Figure collection entries:
++++++++
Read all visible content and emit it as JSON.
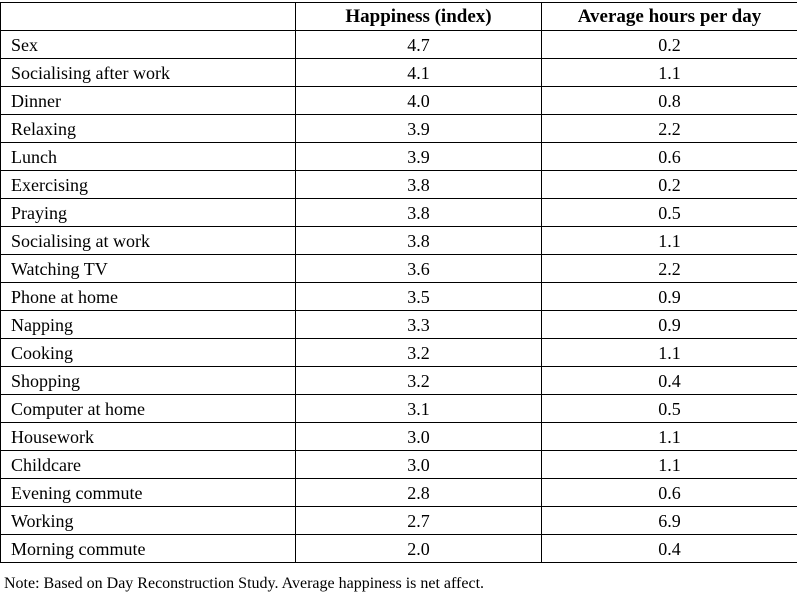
{
  "table": {
    "columns": [
      "",
      "Happiness (index)",
      "Average hours per day"
    ],
    "rows": [
      {
        "activity": "Sex",
        "happiness": "4.7",
        "hours": "0.2"
      },
      {
        "activity": "Socialising after work",
        "happiness": "4.1",
        "hours": "1.1"
      },
      {
        "activity": "Dinner",
        "happiness": "4.0",
        "hours": "0.8"
      },
      {
        "activity": "Relaxing",
        "happiness": "3.9",
        "hours": "2.2"
      },
      {
        "activity": "Lunch",
        "happiness": "3.9",
        "hours": "0.6"
      },
      {
        "activity": "Exercising",
        "happiness": "3.8",
        "hours": "0.2"
      },
      {
        "activity": "Praying",
        "happiness": "3.8",
        "hours": "0.5"
      },
      {
        "activity": "Socialising at work",
        "happiness": "3.8",
        "hours": "1.1"
      },
      {
        "activity": "Watching TV",
        "happiness": "3.6",
        "hours": "2.2"
      },
      {
        "activity": "Phone at home",
        "happiness": "3.5",
        "hours": "0.9"
      },
      {
        "activity": "Napping",
        "happiness": "3.3",
        "hours": "0.9"
      },
      {
        "activity": "Cooking",
        "happiness": "3.2",
        "hours": "1.1"
      },
      {
        "activity": "Shopping",
        "happiness": "3.2",
        "hours": "0.4"
      },
      {
        "activity": "Computer at home",
        "happiness": "3.1",
        "hours": "0.5"
      },
      {
        "activity": "Housework",
        "happiness": "3.0",
        "hours": "1.1"
      },
      {
        "activity": "Childcare",
        "happiness": "3.0",
        "hours": "1.1"
      },
      {
        "activity": "Evening commute",
        "happiness": "2.8",
        "hours": "0.6"
      },
      {
        "activity": "Working",
        "happiness": "2.7",
        "hours": "6.9"
      },
      {
        "activity": "Morning commute",
        "happiness": "2.0",
        "hours": "0.4"
      }
    ]
  },
  "note": "Note: Based on Day Reconstruction Study.  Average happiness is net affect.",
  "colors": {
    "border": "#000000",
    "text": "#000000",
    "background": "#ffffff"
  }
}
++++++++
[TASK REQUIREMENTS]:
Read through the data and copy every line where "commute" shows up.

[ANSWER BELOW]:
        "activity": "Evening commute",
        "activity": "Morning commute",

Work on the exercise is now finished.